#### WHAT THE TASK REQUIRES
Exclude the pictures and retype the entries as written.
# SUPPLIED DATA start
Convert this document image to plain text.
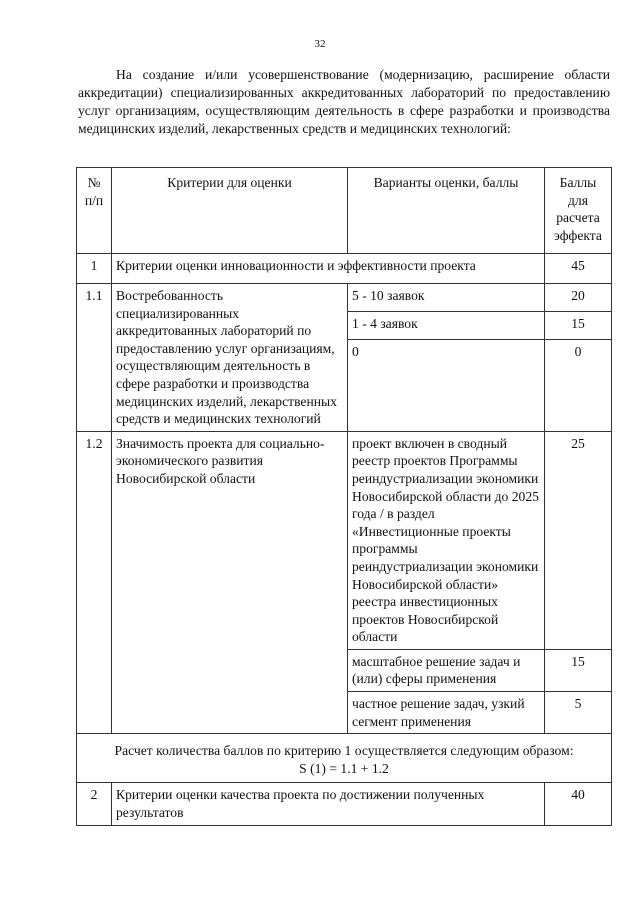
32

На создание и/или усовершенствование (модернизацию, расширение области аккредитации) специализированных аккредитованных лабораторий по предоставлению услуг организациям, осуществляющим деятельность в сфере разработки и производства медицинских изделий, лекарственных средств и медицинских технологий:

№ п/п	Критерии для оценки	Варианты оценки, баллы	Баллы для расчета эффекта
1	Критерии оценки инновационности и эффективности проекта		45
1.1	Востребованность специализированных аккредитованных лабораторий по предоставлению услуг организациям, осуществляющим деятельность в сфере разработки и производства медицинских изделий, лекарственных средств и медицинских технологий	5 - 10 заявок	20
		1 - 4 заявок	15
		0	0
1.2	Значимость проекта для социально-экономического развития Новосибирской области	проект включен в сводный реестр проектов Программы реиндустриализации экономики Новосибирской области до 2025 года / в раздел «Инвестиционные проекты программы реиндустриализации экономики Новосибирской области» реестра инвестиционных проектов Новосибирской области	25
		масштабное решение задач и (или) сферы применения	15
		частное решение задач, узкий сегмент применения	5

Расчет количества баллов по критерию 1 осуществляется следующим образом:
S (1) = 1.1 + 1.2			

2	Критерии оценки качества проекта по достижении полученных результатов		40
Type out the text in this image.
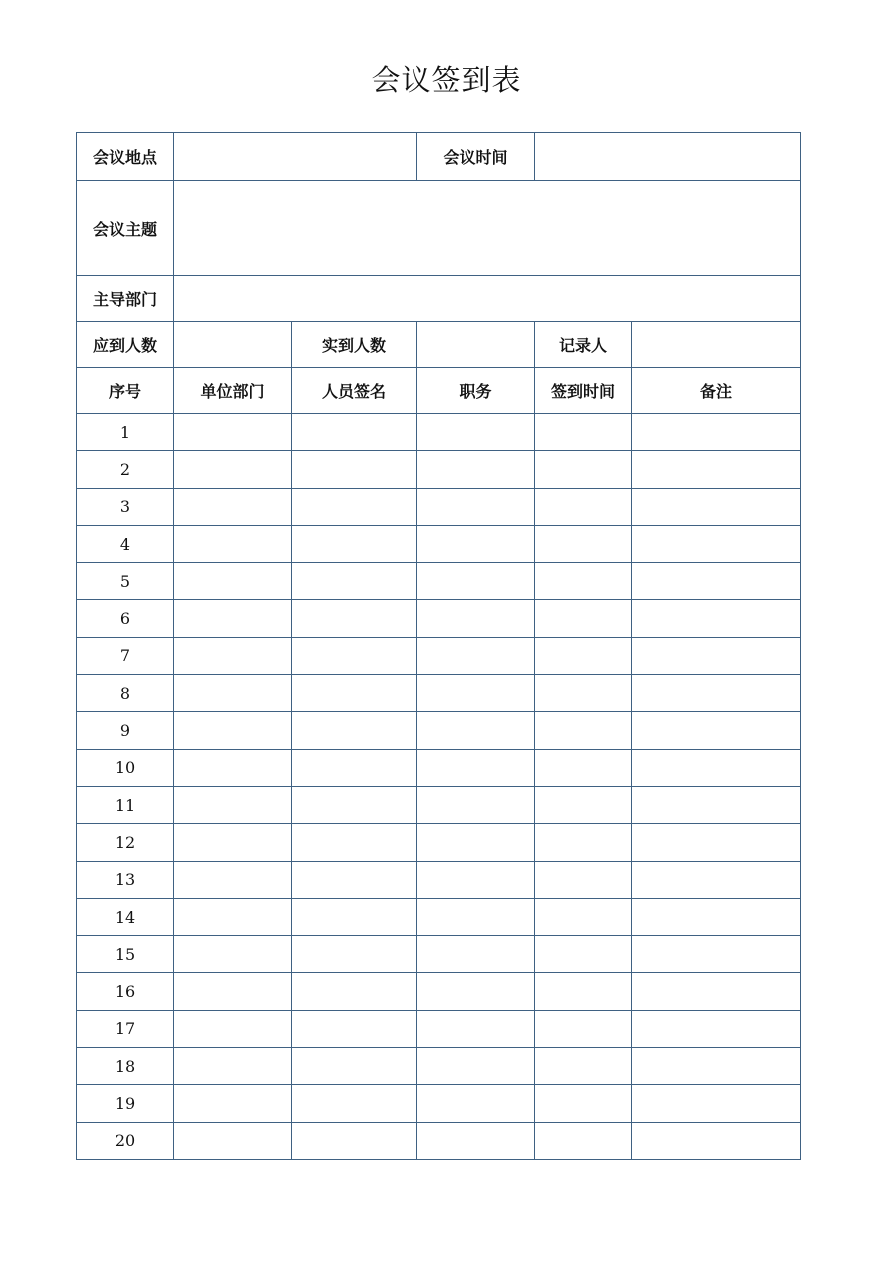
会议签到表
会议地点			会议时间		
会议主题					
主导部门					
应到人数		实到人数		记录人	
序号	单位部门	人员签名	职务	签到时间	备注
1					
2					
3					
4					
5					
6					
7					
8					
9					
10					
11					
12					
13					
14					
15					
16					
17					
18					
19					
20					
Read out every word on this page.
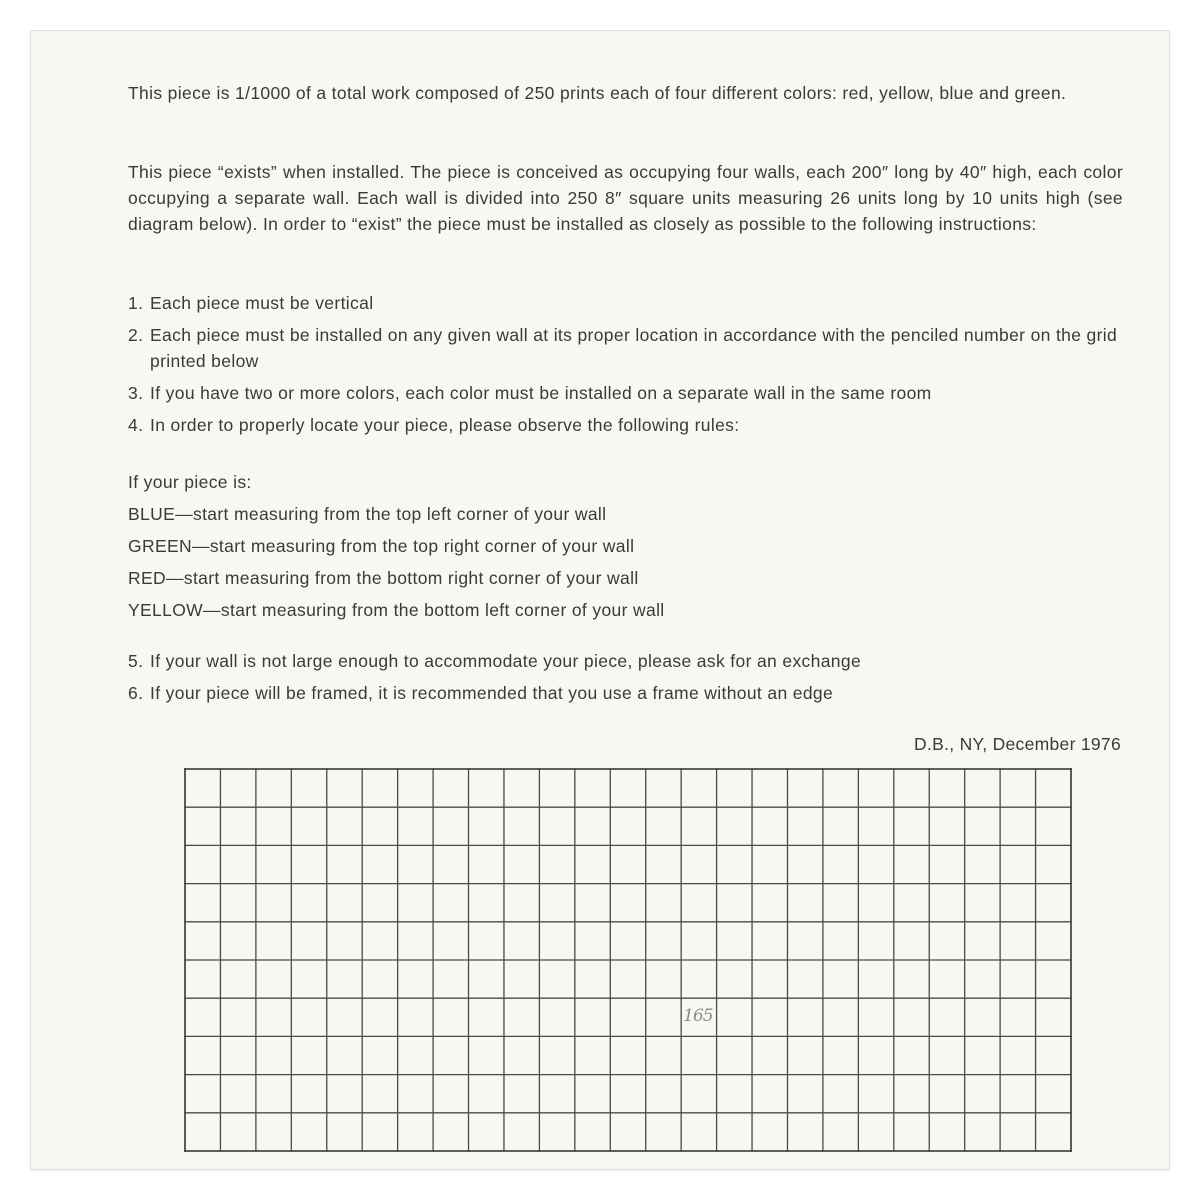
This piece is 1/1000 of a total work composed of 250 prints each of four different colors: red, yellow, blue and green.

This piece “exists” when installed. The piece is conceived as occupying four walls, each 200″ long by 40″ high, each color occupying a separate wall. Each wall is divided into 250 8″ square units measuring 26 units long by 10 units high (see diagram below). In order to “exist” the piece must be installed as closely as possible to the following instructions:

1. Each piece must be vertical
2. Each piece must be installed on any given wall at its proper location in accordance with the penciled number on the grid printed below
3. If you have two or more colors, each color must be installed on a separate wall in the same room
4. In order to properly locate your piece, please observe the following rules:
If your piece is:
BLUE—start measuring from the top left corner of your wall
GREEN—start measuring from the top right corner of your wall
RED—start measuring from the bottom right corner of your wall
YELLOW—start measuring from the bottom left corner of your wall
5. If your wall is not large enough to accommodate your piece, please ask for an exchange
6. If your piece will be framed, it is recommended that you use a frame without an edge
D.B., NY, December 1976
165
# SUPPLIED DATA end
#### EXERCISE RESULT
Convert this document image to plain text.
32

На создание и/или усовершенствование (модернизацию, расширение области аккредитации) специализированных аккредитованных лабораторий по предоставлению услуг организациям, осуществляющим деятельность в сфере разработки и производства медицинских изделий, лекарственных средств и медицинских технологий:

№ п/п	Критерии для оценки	Варианты оценки, баллы	Баллы для расчета эффекта
1	Критерии оценки инновационности и эффективности проекта		45
1.1	Востребованность специализированных аккредитованных лабораторий по предоставлению услуг организациям, осуществляющим деятельность в сфере разработки и производства медицинских изделий, лекарственных средств и медицинских технологий	5 - 10 заявок	20
		1 - 4 заявок	15
		0	0
1.2	Значимость проекта для социально-экономического развития Новосибирской области	проект включен в сводный реестр проектов Программы реиндустриализации экономики Новосибирской области до 2025 года / в раздел «Инвестиционные проекты программы реиндустриализации экономики Новосибирской области» реестра инвестиционных проектов Новосибирской области	25
		масштабное решение задач и (или) сферы применения	15
		частное решение задач, узкий сегмент применения	5

Расчет количества баллов по критерию 1 осуществляется следующим образом:
S (1) = 1.1 + 1.2			

2	Критерии оценки качества проекта по достижении полученных результатов		40
Type out the text in this image.
会议签到表
会议地点			会议时间		
会议主题					
主导部门					
应到人数		实到人数		记录人	
序号	单位部门	人员签名	职务	签到时间	备注
1					
2					
3					
4					
5					
6					
7					
8					
9					
10					
11					
12					
13					
14					
15					
16					
17					
18					
19					
20					
Read out every word on this page.
This piece is 1/1000 of a total work composed of 250 prints each of four different colors: red, yellow, blue and green.

This piece “exists” when installed. The piece is conceived as occupying four walls, each 200″ long by 40″ high, each color occupying a separate wall. Each wall is divided into 250 8″ square units measuring 26 units long by 10 units high (see diagram below). In order to “exist” the piece must be installed as closely as possible to the following instructions:

1. Each piece must be vertical
2. Each piece must be installed on any given wall at its proper location in accordance with the penciled number on the grid printed below
3. If you have two or more colors, each color must be installed on a separate wall in the same room
4. In order to properly locate your piece, please observe the following rules:
If your piece is:
BLUE—start measuring from the top left corner of your wall
GREEN—start measuring from the top right corner of your wall
RED—start measuring from the bottom right corner of your wall
YELLOW—start measuring from the bottom left corner of your wall
5. If your wall is not large enough to accommodate your piece, please ask for an exchange
6. If your piece will be framed, it is recommended that you use a frame without an edge
D.B., NY, December 1976
165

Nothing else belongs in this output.